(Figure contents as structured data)

::::::

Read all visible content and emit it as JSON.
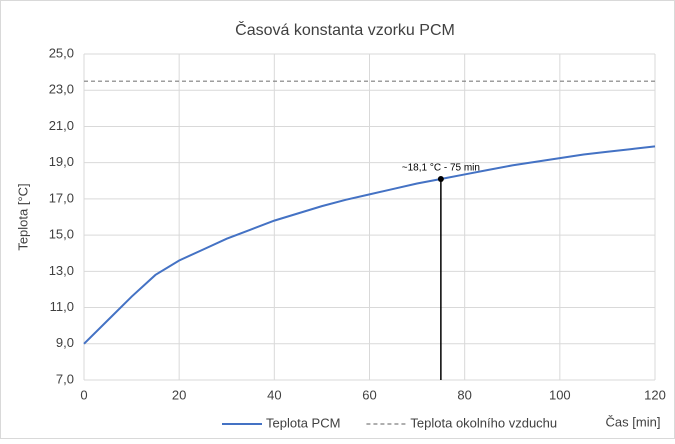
{
  "chart_data": {
    "type": "line",
    "title": "Časová konstanta vzorku PCM",
    "x_label": "Čas [min]",
    "y_label": "Teplota [°C]",
    "x": [
      0,
      5,
      10,
      15,
      20,
      25,
      30,
      35,
      40,
      45,
      50,
      55,
      60,
      65,
      70,
      75,
      80,
      85,
      90,
      95,
      100,
      105,
      110,
      115,
      120
    ],
    "series": [
      {
        "name": "Teplota PCM",
        "color": "#4472c4",
        "dash": false,
        "values": [
          9.0,
          10.3,
          11.6,
          12.8,
          13.6,
          14.2,
          14.8,
          15.3,
          15.8,
          16.2,
          16.6,
          16.95,
          17.25,
          17.55,
          17.85,
          18.1,
          18.35,
          18.6,
          18.85,
          19.05,
          19.25,
          19.45,
          19.6,
          19.75,
          19.9
        ]
      },
      {
        "name": "Teplota okolního vzduchu",
        "color": "#7f7f7f",
        "dash": true,
        "values": [
          23.5,
          23.5,
          23.5,
          23.5,
          23.5,
          23.5,
          23.5,
          23.5,
          23.5,
          23.5,
          23.5,
          23.5,
          23.5,
          23.5,
          23.5,
          23.5,
          23.5,
          23.5,
          23.5,
          23.5,
          23.5,
          23.5,
          23.5,
          23.5,
          23.5
        ]
      }
    ],
    "annotation": {
      "text": "~18,1 °C - 75 min",
      "x": 75,
      "y": 18.1
    },
    "xlim": [
      0,
      120
    ],
    "xticks": [
      0,
      20,
      40,
      60,
      80,
      100,
      120
    ],
    "ylim": [
      7,
      25
    ],
    "yticks": [
      {
        "value": 7,
        "label": "7,0"
      },
      {
        "value": 9,
        "label": "9,0"
      },
      {
        "value": 11,
        "label": "11,0"
      },
      {
        "value": 13,
        "label": "13,0"
      },
      {
        "value": 15,
        "label": "15,0"
      },
      {
        "value": 17,
        "label": "17,0"
      },
      {
        "value": 19,
        "label": "19,0"
      },
      {
        "value": 21,
        "label": "21,0"
      },
      {
        "value": 23,
        "label": "23,0"
      },
      {
        "value": 25,
        "label": "25,0"
      }
    ],
    "grid": true
  }
}
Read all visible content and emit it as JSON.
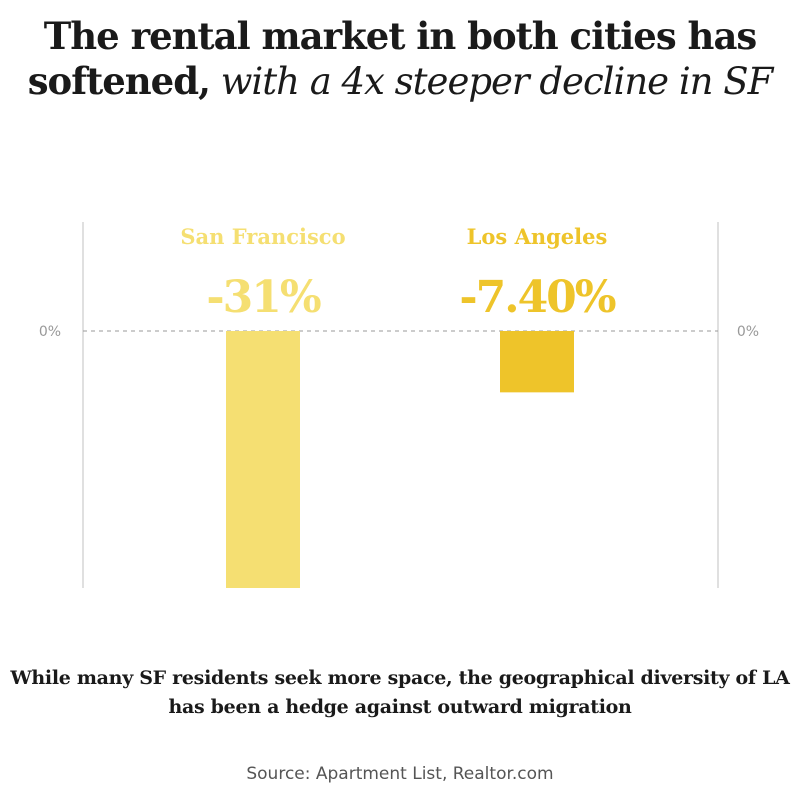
{
  "title": {
    "bold": "The rental market in both cities has softened,",
    "italic": "with a 4x steeper decline in SF"
  },
  "subtitle": "While many SF residents seek more space, the geographical diversity of LA has been a hedge against outward migration",
  "source": "Source: Apartment List, Realtor.com",
  "chart_data": {
    "type": "bar",
    "categories": [
      "San Francisco",
      "Los Angeles"
    ],
    "values": [
      -31,
      -7.4
    ],
    "data_labels": [
      "-31%",
      "-7.40%"
    ],
    "colors": [
      "#F5DF72",
      "#EEC42A"
    ],
    "ylim": [
      -31,
      0
    ],
    "y_tick_labels": {
      "left": "0%",
      "right": "0%"
    },
    "zero_line": "dashed",
    "grid": false
  }
}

::::::

## Your objective
Leave out the pictures and give the listing above again exactly.

## Response below
Read all visible content and emit it as JSON.
{
  "chart_data": {
    "type": "line",
    "title": "Časová konstanta vzorku PCM",
    "x_label": "Čas [min]",
    "y_label": "Teplota [°C]",
    "x": [
      0,
      5,
      10,
      15,
      20,
      25,
      30,
      35,
      40,
      45,
      50,
      55,
      60,
      65,
      70,
      75,
      80,
      85,
      90,
      95,
      100,
      105,
      110,
      115,
      120
    ],
    "series": [
      {
        "name": "Teplota PCM",
        "color": "#4472c4",
        "dash": false,
        "values": [
          9.0,
          10.3,
          11.6,
          12.8,
          13.6,
          14.2,
          14.8,
          15.3,
          15.8,
          16.2,
          16.6,
          16.95,
          17.25,
          17.55,
          17.85,
          18.1,
          18.35,
          18.6,
          18.85,
          19.05,
          19.25,
          19.45,
          19.6,
          19.75,
          19.9
        ]
      },
      {
        "name": "Teplota okolního vzduchu",
        "color": "#7f7f7f",
        "dash": true,
        "values": [
          23.5,
          23.5,
          23.5,
          23.5,
          23.5,
          23.5,
          23.5,
          23.5,
          23.5,
          23.5,
          23.5,
          23.5,
          23.5,
          23.5,
          23.5,
          23.5,
          23.5,
          23.5,
          23.5,
          23.5,
          23.5,
          23.5,
          23.5,
          23.5,
          23.5
        ]
      }
    ],
    "annotation": {
      "text": "~18,1 °C - 75 min",
      "x": 75,
      "y": 18.1
    },
    "xlim": [
      0,
      120
    ],
    "xticks": [
      0,
      20,
      40,
      60,
      80,
      100,
      120
    ],
    "ylim": [
      7,
      25
    ],
    "yticks": [
      {
        "value": 7,
        "label": "7,0"
      },
      {
        "value": 9,
        "label": "9,0"
      },
      {
        "value": 11,
        "label": "11,0"
      },
      {
        "value": 13,
        "label": "13,0"
      },
      {
        "value": 15,
        "label": "15,0"
      },
      {
        "value": 17,
        "label": "17,0"
      },
      {
        "value": 19,
        "label": "19,0"
      },
      {
        "value": 21,
        "label": "21,0"
      },
      {
        "value": 23,
        "label": "23,0"
      },
      {
        "value": 25,
        "label": "25,0"
      }
    ],
    "grid": true
  }
}
Read all visible content and emit it as JSON.
{
  "title": {
    "bold": "The rental market in both cities has softened,",
    "italic": "with a 4x steeper decline in SF"
  },
  "subtitle": "While many SF residents seek more space, the geographical diversity of LA has been a hedge against outward migration",
  "source": "Source: Apartment List, Realtor.com",
  "chart_data": {
    "type": "bar",
    "categories": [
      "San Francisco",
      "Los Angeles"
    ],
    "values": [
      -31,
      -7.4
    ],
    "data_labels": [
      "-31%",
      "-7.40%"
    ],
    "colors": [
      "#F5DF72",
      "#EEC42A"
    ],
    "ylim": [
      -31,
      0
    ],
    "y_tick_labels": {
      "left": "0%",
      "right": "0%"
    },
    "zero_line": "dashed",
    "grid": false
  }
}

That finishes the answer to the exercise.